Please rewrite the lines below, substituting "clickable" for every occurrence of "interactable" and keeping everything else unchanged. Omit the pictures from your answer.

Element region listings
* * * *
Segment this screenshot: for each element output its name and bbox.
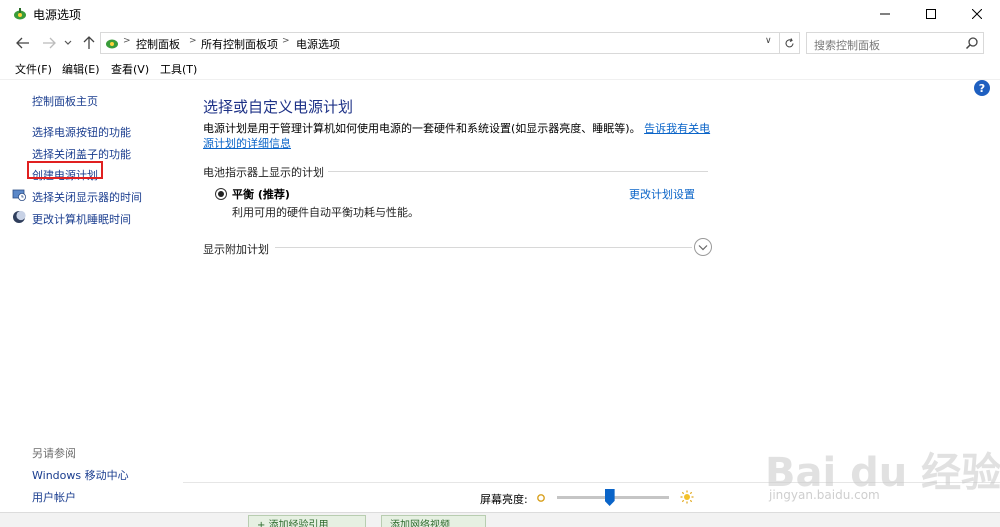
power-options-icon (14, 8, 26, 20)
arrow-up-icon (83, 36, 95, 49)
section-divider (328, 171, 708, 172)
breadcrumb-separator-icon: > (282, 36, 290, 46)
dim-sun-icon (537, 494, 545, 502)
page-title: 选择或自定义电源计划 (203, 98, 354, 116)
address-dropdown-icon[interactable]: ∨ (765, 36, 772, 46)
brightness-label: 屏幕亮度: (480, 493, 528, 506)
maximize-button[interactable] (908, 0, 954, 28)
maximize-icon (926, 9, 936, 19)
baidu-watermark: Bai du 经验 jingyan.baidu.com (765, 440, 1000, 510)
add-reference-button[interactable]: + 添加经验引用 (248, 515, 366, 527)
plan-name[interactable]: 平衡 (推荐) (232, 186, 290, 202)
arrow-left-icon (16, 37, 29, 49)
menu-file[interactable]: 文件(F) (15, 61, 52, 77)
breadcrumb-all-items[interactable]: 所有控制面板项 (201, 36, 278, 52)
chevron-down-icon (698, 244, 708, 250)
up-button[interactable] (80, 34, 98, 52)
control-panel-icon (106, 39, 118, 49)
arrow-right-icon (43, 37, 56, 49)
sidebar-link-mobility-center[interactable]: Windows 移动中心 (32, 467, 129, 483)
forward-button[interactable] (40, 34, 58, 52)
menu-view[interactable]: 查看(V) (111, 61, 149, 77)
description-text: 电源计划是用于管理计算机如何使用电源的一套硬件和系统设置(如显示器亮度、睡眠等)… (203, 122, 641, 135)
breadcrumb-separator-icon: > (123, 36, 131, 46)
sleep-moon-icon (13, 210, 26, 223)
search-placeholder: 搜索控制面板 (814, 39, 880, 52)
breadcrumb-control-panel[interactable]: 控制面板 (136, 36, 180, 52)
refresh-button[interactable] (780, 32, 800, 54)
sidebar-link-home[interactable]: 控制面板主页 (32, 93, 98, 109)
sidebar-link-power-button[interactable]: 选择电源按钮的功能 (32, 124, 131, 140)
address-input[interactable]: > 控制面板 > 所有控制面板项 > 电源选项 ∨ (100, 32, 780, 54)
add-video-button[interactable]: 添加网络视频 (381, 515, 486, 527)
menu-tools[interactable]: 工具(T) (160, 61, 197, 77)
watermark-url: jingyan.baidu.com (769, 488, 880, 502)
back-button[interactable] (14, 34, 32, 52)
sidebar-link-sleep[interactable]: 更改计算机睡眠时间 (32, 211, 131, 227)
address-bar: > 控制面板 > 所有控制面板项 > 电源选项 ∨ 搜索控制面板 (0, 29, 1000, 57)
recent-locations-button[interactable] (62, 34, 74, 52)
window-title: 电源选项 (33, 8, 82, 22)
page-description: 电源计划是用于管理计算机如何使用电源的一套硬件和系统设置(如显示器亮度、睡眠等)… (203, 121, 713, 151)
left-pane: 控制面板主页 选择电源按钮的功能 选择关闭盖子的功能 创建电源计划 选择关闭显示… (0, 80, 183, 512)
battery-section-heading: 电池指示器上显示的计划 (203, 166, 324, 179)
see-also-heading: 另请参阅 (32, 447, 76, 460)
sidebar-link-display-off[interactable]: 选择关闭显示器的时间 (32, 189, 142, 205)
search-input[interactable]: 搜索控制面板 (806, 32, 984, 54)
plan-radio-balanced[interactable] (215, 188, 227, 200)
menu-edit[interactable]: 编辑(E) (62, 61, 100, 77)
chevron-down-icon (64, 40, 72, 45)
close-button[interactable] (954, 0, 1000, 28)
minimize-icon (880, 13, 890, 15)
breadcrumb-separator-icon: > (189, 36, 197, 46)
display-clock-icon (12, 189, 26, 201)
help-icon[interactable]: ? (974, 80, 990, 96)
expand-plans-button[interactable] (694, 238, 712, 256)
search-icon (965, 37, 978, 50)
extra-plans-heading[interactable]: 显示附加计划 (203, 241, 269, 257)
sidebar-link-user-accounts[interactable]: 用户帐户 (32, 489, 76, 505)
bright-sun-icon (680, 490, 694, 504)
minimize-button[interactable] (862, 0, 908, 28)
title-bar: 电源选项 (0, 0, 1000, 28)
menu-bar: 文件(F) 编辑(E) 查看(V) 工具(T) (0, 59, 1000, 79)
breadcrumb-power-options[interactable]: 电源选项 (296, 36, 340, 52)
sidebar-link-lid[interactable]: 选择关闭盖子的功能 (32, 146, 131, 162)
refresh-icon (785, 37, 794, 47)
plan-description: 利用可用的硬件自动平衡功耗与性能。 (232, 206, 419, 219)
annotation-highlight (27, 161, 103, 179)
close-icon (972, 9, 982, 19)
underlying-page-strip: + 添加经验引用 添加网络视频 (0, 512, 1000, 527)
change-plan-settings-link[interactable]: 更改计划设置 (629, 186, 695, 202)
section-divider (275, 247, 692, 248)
* * * *
* **Result of the exercise**
Segment this screenshot: for each element output its name and bbox.
power-options-icon (14, 8, 26, 20)
arrow-up-icon (83, 36, 95, 49)
section-divider (328, 171, 708, 172)
breadcrumb-separator-icon: > (282, 36, 290, 46)
dim-sun-icon (537, 494, 545, 502)
page-title: 选择或自定义电源计划 (203, 98, 354, 116)
address-dropdown-icon[clickable]: ∨ (765, 36, 772, 46)
brightness-label: 屏幕亮度: (480, 493, 528, 506)
maximize-button[clickable] (908, 0, 954, 28)
maximize-icon (926, 9, 936, 19)
baidu-watermark: Bai du 经验 jingyan.baidu.com (765, 440, 1000, 510)
add-reference-button[clickable]: + 添加经验引用 (248, 515, 366, 527)
plan-name[clickable]: 平衡 (推荐) (232, 186, 290, 202)
arrow-left-icon (16, 37, 29, 49)
menu-file[clickable]: 文件(F) (15, 61, 52, 77)
breadcrumb-all-items[clickable]: 所有控制面板项 (201, 36, 278, 52)
chevron-down-icon (698, 244, 708, 250)
up-button[clickable] (80, 34, 98, 52)
control-panel-icon (106, 39, 118, 49)
arrow-right-icon (43, 37, 56, 49)
sidebar-link-mobility-center[clickable]: Windows 移动中心 (32, 467, 129, 483)
forward-button[clickable] (40, 34, 58, 52)
menu-view[clickable]: 查看(V) (111, 61, 149, 77)
description-text: 电源计划是用于管理计算机如何使用电源的一套硬件和系统设置(如显示器亮度、睡眠等)… (203, 122, 641, 135)
breadcrumb-separator-icon: > (123, 36, 131, 46)
sleep-moon-icon (13, 210, 26, 223)
search-placeholder: 搜索控制面板 (814, 39, 880, 52)
breadcrumb-control-panel[clickable]: 控制面板 (136, 36, 180, 52)
refresh-button[clickable] (780, 32, 800, 54)
sidebar-link-home[clickable]: 控制面板主页 (32, 93, 98, 109)
sidebar-link-power-button[clickable]: 选择电源按钮的功能 (32, 124, 131, 140)
address-input[clickable]: > 控制面板 > 所有控制面板项 > 电源选项 ∨ (100, 32, 780, 54)
add-video-button[clickable]: 添加网络视频 (381, 515, 486, 527)
menu-tools[clickable]: 工具(T) (160, 61, 197, 77)
watermark-url: jingyan.baidu.com (769, 488, 880, 502)
back-button[clickable] (14, 34, 32, 52)
sidebar-link-sleep[clickable]: 更改计算机睡眠时间 (32, 211, 131, 227)
address-bar: > 控制面板 > 所有控制面板项 > 电源选项 ∨ 搜索控制面板 (0, 29, 1000, 57)
recent-locations-button[clickable] (62, 34, 74, 52)
window-title: 电源选项 (33, 8, 82, 22)
page-description: 电源计划是用于管理计算机如何使用电源的一套硬件和系统设置(如显示器亮度、睡眠等)… (203, 121, 713, 151)
left-pane: 控制面板主页 选择电源按钮的功能 选择关闭盖子的功能 创建电源计划 选择关闭显示… (0, 80, 183, 512)
battery-section-heading: 电池指示器上显示的计划 (203, 166, 324, 179)
see-also-heading: 另请参阅 (32, 447, 76, 460)
sidebar-link-display-off[clickable]: 选择关闭显示器的时间 (32, 189, 142, 205)
search-input[clickable]: 搜索控制面板 (806, 32, 984, 54)
plan-radio-balanced[clickable] (215, 188, 227, 200)
menu-edit[clickable]: 编辑(E) (62, 61, 100, 77)
chevron-down-icon (64, 40, 72, 45)
close-button[clickable] (954, 0, 1000, 28)
minimize-icon (880, 13, 890, 15)
breadcrumb-separator-icon: > (189, 36, 197, 46)
display-clock-icon (12, 189, 26, 201)
help-icon[clickable]: ? (974, 80, 990, 96)
expand-plans-button[clickable] (694, 238, 712, 256)
search-icon (965, 37, 978, 50)
extra-plans-heading[clickable]: 显示附加计划 (203, 241, 269, 257)
sidebar-link-user-accounts[clickable]: 用户帐户 (32, 489, 76, 505)
bright-sun-icon (680, 490, 694, 504)
minimize-button[clickable] (862, 0, 908, 28)
title-bar: 电源选项 (0, 0, 1000, 28)
menu-bar: 文件(F) 编辑(E) 查看(V) 工具(T) (0, 59, 1000, 79)
breadcrumb-power-options[clickable]: 电源选项 (296, 36, 340, 52)
sidebar-link-lid[clickable]: 选择关闭盖子的功能 (32, 146, 131, 162)
refresh-icon (785, 37, 794, 47)
plan-description: 利用可用的硬件自动平衡功耗与性能。 (232, 206, 419, 219)
annotation-highlight (27, 161, 103, 179)
close-icon (972, 9, 982, 19)
underlying-page-strip: + 添加经验引用 添加网络视频 (0, 512, 1000, 527)
change-plan-settings-link[clickable]: 更改计划设置 (629, 186, 695, 202)
section-divider (275, 247, 692, 248)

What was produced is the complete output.